* begin DATA TO PROCESS *

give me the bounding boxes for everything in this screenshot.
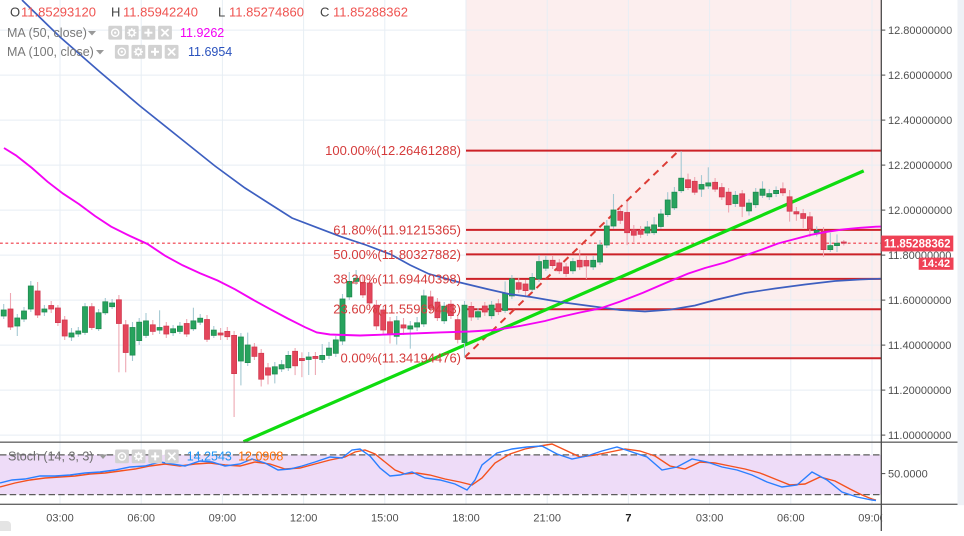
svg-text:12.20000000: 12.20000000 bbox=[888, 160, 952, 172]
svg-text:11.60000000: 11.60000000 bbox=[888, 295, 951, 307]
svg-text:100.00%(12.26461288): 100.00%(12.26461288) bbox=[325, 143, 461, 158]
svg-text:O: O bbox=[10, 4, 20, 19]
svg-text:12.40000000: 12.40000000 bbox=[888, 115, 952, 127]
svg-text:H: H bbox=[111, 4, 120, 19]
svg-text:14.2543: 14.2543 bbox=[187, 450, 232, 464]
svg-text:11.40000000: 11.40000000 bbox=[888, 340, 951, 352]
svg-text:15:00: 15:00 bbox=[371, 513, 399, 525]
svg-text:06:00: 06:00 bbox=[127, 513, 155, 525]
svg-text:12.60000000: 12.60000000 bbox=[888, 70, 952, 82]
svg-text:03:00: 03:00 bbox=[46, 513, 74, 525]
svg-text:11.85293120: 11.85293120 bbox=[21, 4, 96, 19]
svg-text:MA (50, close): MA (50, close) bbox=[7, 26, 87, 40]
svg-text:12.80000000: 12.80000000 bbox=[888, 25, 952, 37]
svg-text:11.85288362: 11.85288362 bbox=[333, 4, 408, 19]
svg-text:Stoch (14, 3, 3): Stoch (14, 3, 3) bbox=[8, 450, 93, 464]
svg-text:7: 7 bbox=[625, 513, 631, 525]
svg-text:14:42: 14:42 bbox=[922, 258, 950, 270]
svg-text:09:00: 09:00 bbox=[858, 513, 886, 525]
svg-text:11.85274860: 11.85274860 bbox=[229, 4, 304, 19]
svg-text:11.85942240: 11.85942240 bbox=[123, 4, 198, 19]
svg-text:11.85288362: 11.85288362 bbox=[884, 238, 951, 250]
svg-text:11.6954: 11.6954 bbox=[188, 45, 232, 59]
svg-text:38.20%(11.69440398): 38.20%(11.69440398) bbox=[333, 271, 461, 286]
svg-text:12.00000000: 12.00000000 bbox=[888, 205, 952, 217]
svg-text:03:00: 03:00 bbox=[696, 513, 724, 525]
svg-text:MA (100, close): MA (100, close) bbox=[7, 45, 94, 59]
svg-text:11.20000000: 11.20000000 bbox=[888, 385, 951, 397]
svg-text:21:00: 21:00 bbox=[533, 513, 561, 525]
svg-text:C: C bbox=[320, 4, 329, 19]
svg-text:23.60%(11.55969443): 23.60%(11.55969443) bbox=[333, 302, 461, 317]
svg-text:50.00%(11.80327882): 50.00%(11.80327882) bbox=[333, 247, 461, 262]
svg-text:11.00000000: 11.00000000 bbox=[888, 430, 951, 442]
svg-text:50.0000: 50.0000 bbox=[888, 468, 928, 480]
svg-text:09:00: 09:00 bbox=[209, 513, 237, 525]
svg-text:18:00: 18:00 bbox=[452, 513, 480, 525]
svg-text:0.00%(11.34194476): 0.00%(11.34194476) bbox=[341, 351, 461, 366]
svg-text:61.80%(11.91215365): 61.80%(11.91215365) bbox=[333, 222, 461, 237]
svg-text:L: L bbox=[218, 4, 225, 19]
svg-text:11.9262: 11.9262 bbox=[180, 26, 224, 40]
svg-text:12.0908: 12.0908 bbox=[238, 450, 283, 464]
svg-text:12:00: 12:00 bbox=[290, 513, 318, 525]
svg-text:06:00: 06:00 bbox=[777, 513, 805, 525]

* end DATA TO PROCESS *

* [WHAT THIS TASK INVOLVES]: Could you copy out every line of the data above unchanged, leaving out the picture?

* [OUTPUT]:
give me the bounding boxes for everything in this screenshot.
svg-text:12.20000000: 12.20000000 bbox=[888, 160, 952, 172]
svg-text:11.60000000: 11.60000000 bbox=[888, 295, 951, 307]
svg-text:100.00%(12.26461288): 100.00%(12.26461288) bbox=[325, 143, 461, 158]
svg-text:O: O bbox=[10, 4, 20, 19]
svg-text:12.40000000: 12.40000000 bbox=[888, 115, 952, 127]
svg-text:H: H bbox=[111, 4, 120, 19]
svg-text:14.2543: 14.2543 bbox=[187, 450, 232, 464]
svg-text:11.40000000: 11.40000000 bbox=[888, 340, 951, 352]
svg-text:15:00: 15:00 bbox=[371, 513, 399, 525]
svg-text:06:00: 06:00 bbox=[127, 513, 155, 525]
svg-text:12.60000000: 12.60000000 bbox=[888, 70, 952, 82]
svg-text:03:00: 03:00 bbox=[46, 513, 74, 525]
svg-text:11.85293120: 11.85293120 bbox=[21, 4, 96, 19]
svg-text:MA (50, close): MA (50, close) bbox=[7, 26, 87, 40]
svg-text:12.80000000: 12.80000000 bbox=[888, 25, 952, 37]
svg-text:11.85288362: 11.85288362 bbox=[333, 4, 408, 19]
svg-text:Stoch (14, 3, 3): Stoch (14, 3, 3) bbox=[8, 450, 93, 464]
svg-text:7: 7 bbox=[625, 513, 631, 525]
svg-text:14:42: 14:42 bbox=[922, 258, 950, 270]
svg-text:09:00: 09:00 bbox=[858, 513, 886, 525]
svg-text:11.85274860: 11.85274860 bbox=[229, 4, 304, 19]
svg-text:11.85942240: 11.85942240 bbox=[123, 4, 198, 19]
svg-text:11.85288362: 11.85288362 bbox=[884, 238, 951, 250]
svg-text:11.6954: 11.6954 bbox=[188, 45, 232, 59]
svg-text:38.20%(11.69440398): 38.20%(11.69440398) bbox=[333, 271, 461, 286]
svg-text:12.00000000: 12.00000000 bbox=[888, 205, 952, 217]
svg-text:03:00: 03:00 bbox=[696, 513, 724, 525]
svg-text:MA (100, close): MA (100, close) bbox=[7, 45, 94, 59]
svg-text:11.20000000: 11.20000000 bbox=[888, 385, 951, 397]
svg-text:21:00: 21:00 bbox=[533, 513, 561, 525]
svg-text:C: C bbox=[320, 4, 329, 19]
svg-text:23.60%(11.55969443): 23.60%(11.55969443) bbox=[333, 302, 461, 317]
svg-text:50.00%(11.80327882): 50.00%(11.80327882) bbox=[333, 247, 461, 262]
svg-text:11.00000000: 11.00000000 bbox=[888, 430, 951, 442]
svg-text:50.0000: 50.0000 bbox=[888, 468, 928, 480]
svg-text:09:00: 09:00 bbox=[209, 513, 237, 525]
svg-text:18:00: 18:00 bbox=[452, 513, 480, 525]
svg-text:0.00%(11.34194476): 0.00%(11.34194476) bbox=[341, 351, 461, 366]
svg-text:61.80%(11.91215365): 61.80%(11.91215365) bbox=[333, 222, 461, 237]
svg-text:L: L bbox=[218, 4, 225, 19]
svg-text:11.9262: 11.9262 bbox=[180, 26, 224, 40]
svg-text:12.0908: 12.0908 bbox=[238, 450, 283, 464]
svg-text:12:00: 12:00 bbox=[290, 513, 318, 525]
svg-text:06:00: 06:00 bbox=[777, 513, 805, 525]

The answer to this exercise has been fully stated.